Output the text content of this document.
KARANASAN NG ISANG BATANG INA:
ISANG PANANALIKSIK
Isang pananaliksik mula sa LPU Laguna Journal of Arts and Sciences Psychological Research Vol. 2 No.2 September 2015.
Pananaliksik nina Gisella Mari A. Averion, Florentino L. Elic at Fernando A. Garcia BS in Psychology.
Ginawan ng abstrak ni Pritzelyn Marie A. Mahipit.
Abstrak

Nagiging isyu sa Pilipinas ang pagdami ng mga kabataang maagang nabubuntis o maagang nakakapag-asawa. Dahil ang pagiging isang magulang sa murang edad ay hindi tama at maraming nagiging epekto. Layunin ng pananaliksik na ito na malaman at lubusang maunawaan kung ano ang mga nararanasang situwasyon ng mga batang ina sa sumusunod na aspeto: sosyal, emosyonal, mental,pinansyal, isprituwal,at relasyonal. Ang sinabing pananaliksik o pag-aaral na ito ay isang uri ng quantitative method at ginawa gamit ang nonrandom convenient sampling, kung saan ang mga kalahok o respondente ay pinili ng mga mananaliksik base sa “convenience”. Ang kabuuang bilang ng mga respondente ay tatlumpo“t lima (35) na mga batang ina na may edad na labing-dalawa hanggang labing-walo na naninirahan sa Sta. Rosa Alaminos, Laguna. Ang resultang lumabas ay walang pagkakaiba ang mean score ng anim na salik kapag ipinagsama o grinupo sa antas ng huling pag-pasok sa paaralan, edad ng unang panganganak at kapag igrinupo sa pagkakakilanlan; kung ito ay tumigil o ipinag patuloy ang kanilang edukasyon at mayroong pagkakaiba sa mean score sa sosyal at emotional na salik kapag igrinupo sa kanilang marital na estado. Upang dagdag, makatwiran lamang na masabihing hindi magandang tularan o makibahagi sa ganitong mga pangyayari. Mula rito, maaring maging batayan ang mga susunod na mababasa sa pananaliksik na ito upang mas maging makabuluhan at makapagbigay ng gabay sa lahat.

## What to produce
Print all of the entries exactly as they appear.

## In response
Output the text content of this document.
KARANASAN NG ISANG BATANG INA:
ISANG PANANALIKSIK
Isang pananaliksik mula sa LPU Laguna Journal of Arts and Sciences Psychological Research Vol. 2 No.2 September 2015.
Pananaliksik nina Gisella Mari A. Averion, Florentino L. Elic at Fernando A. Garcia BS in Psychology.
Ginawan ng abstrak ni Pritzelyn Marie A. Mahipit.
Abstrak

Nagiging isyu sa Pilipinas ang pagdami ng mga kabataang maagang nabubuntis o maagang nakakapag-asawa. Dahil ang pagiging isang magulang sa murang edad ay hindi tama at maraming nagiging epekto. Layunin ng pananaliksik na ito na malaman at lubusang maunawaan kung ano ang mga nararanasang situwasyon ng mga batang ina sa sumusunod na aspeto: sosyal, emosyonal, mental,pinansyal, isprituwal,at relasyonal. Ang sinabing pananaliksik o pag-aaral na ito ay isang uri ng quantitative method at ginawa gamit ang nonrandom convenient sampling, kung saan ang mga kalahok o respondente ay pinili ng mga mananaliksik base sa “convenience”. Ang kabuuang bilang ng mga respondente ay tatlumpo“t lima (35) na mga batang ina na may edad na labing-dalawa hanggang labing-walo na naninirahan sa Sta. Rosa Alaminos, Laguna. Ang resultang lumabas ay walang pagkakaiba ang mean score ng anim na salik kapag ipinagsama o grinupo sa antas ng huling pag-pasok sa paaralan, edad ng unang panganganak at kapag igrinupo sa pagkakakilanlan; kung ito ay tumigil o ipinag patuloy ang kanilang edukasyon at mayroong pagkakaiba sa mean score sa sosyal at emotional na salik kapag igrinupo sa kanilang marital na estado. Upang dagdag, makatwiran lamang na masabihing hindi magandang tularan o makibahagi sa ganitong mga pangyayari. Mula rito, maaring maging batayan ang mga susunod na mababasa sa pananaliksik na ito upang mas maging makabuluhan at makapagbigay ng gabay sa lahat.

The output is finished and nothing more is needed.